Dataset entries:
* begin *
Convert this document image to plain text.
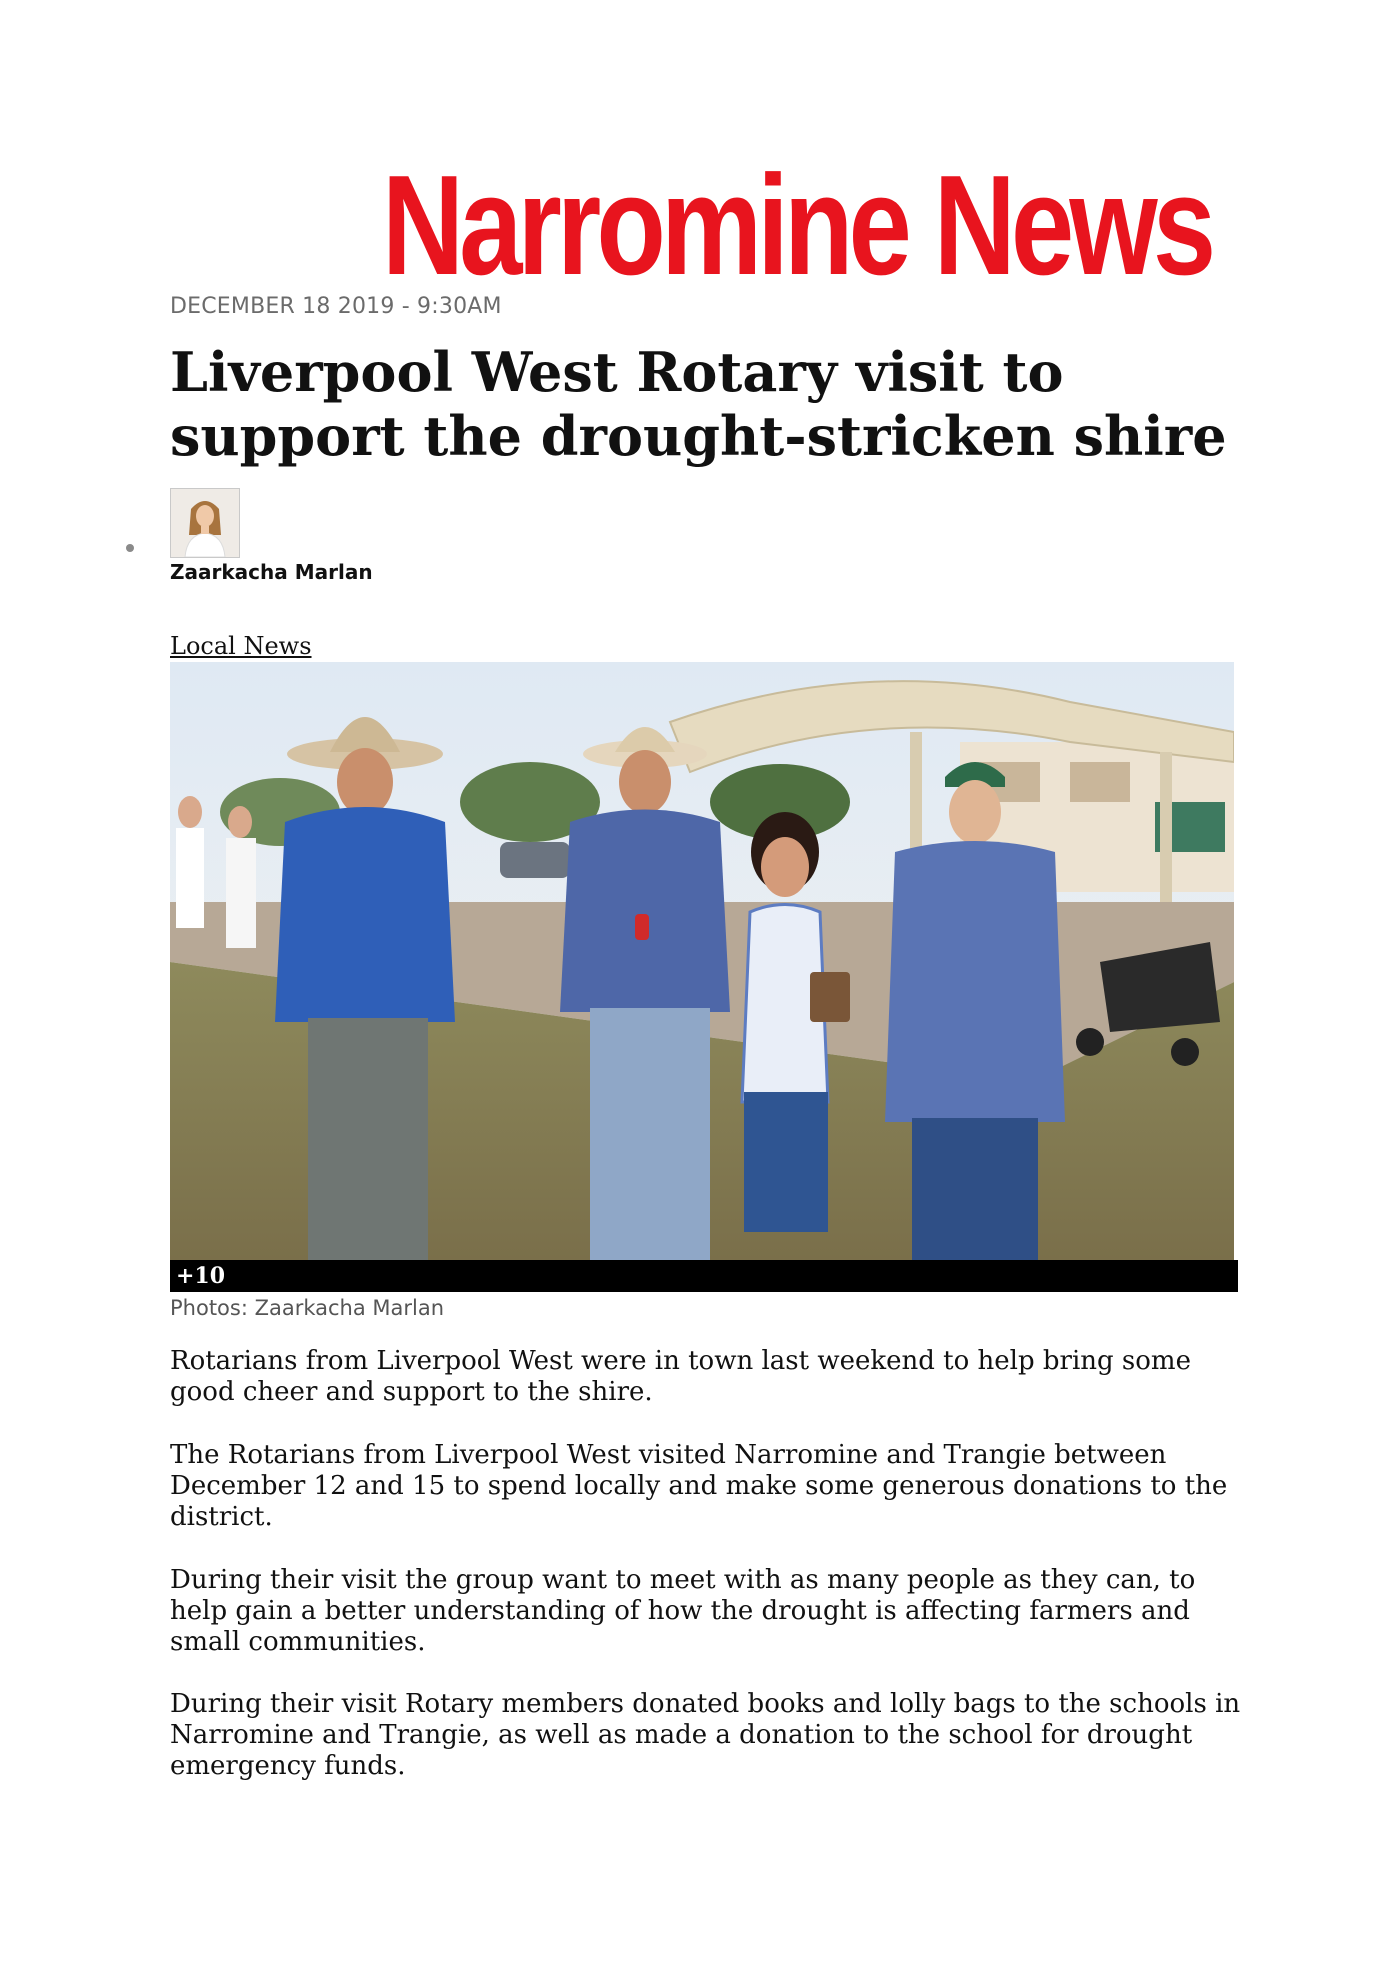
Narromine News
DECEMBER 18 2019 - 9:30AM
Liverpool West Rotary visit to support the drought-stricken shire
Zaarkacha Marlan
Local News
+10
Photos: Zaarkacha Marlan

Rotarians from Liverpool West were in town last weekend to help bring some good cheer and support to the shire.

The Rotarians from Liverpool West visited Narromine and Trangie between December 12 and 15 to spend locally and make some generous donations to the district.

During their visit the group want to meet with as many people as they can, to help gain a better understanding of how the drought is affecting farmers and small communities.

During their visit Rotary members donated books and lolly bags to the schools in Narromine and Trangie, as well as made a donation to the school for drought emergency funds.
* end *
_Required task_: Return all of the data exactly as written, and drop the pictures.

_Output of the task_:
Convert this document image to plain text.
Narromine News
DECEMBER 18 2019 - 9:30AM
Liverpool West Rotary visit to support the drought-stricken shire
Zaarkacha Marlan
Local News
+10
Photos: Zaarkacha Marlan

Rotarians from Liverpool West were in town last weekend to help bring some good cheer and support to the shire.

The Rotarians from Liverpool West visited Narromine and Trangie between December 12 and 15 to spend locally and make some generous donations to the district.

During their visit the group want to meet with as many people as they can, to help gain a better understanding of how the drought is affecting farmers and small communities.

During their visit Rotary members donated books and lolly bags to the schools in Narromine and Trangie, as well as made a donation to the school for drought emergency funds.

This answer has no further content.